**SHORT PROBLEM**
Copy out the data below as written; omit any images.

⁂

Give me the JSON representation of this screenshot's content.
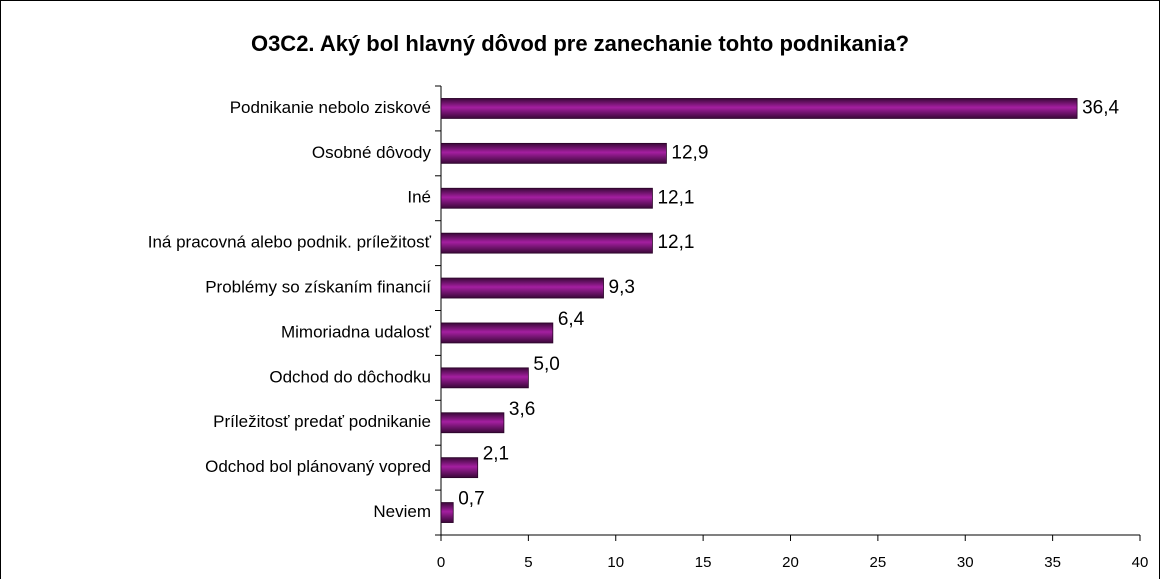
{
  "chart_data": {
    "type": "bar",
    "orientation": "horizontal",
    "title": "O3C2.  Aký bol hlavný dôvod pre zanechanie tohto podnikania?",
    "categories": [
      "Podnikanie nebolo ziskové",
      "Osobné dôvody",
      "Iné",
      "Iná pracovná alebo podnik. príležitosť",
      "Problémy so získaním financií",
      "Mimoriadna udalosť",
      "Odchod do dôchodku",
      "Príležitosť predať podnikanie",
      "Odchod bol plánovaný vopred",
      "Neviem"
    ],
    "values": [
      36.4,
      12.9,
      12.1,
      12.1,
      9.3,
      6.4,
      5.0,
      3.6,
      2.1,
      0.7
    ],
    "value_labels": [
      "36,4",
      "12,9",
      "12,1",
      "12,1",
      "9,3",
      "6,4",
      "5,0",
      "3,6",
      "2,1",
      "0,7"
    ],
    "color": "#8b1a8b",
    "xlim": [
      0,
      40
    ],
    "xticks": [
      0,
      5,
      10,
      15,
      20,
      25,
      30,
      35,
      40
    ]
  }
}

⁂

**SOLUTION FOR THIS TASK**
Give me the JSON representation of this screenshot's content.
{
  "chart_data": {
    "type": "bar",
    "orientation": "horizontal",
    "title": "O3C2.  Aký bol hlavný dôvod pre zanechanie tohto podnikania?",
    "categories": [
      "Podnikanie nebolo ziskové",
      "Osobné dôvody",
      "Iné",
      "Iná pracovná alebo podnik. príležitosť",
      "Problémy so získaním financií",
      "Mimoriadna udalosť",
      "Odchod do dôchodku",
      "Príležitosť predať podnikanie",
      "Odchod bol plánovaný vopred",
      "Neviem"
    ],
    "values": [
      36.4,
      12.9,
      12.1,
      12.1,
      9.3,
      6.4,
      5.0,
      3.6,
      2.1,
      0.7
    ],
    "value_labels": [
      "36,4",
      "12,9",
      "12,1",
      "12,1",
      "9,3",
      "6,4",
      "5,0",
      "3,6",
      "2,1",
      "0,7"
    ],
    "color": "#8b1a8b",
    "xlim": [
      0,
      40
    ],
    "xticks": [
      0,
      5,
      10,
      15,
      20,
      25,
      30,
      35,
      40
    ]
  }
}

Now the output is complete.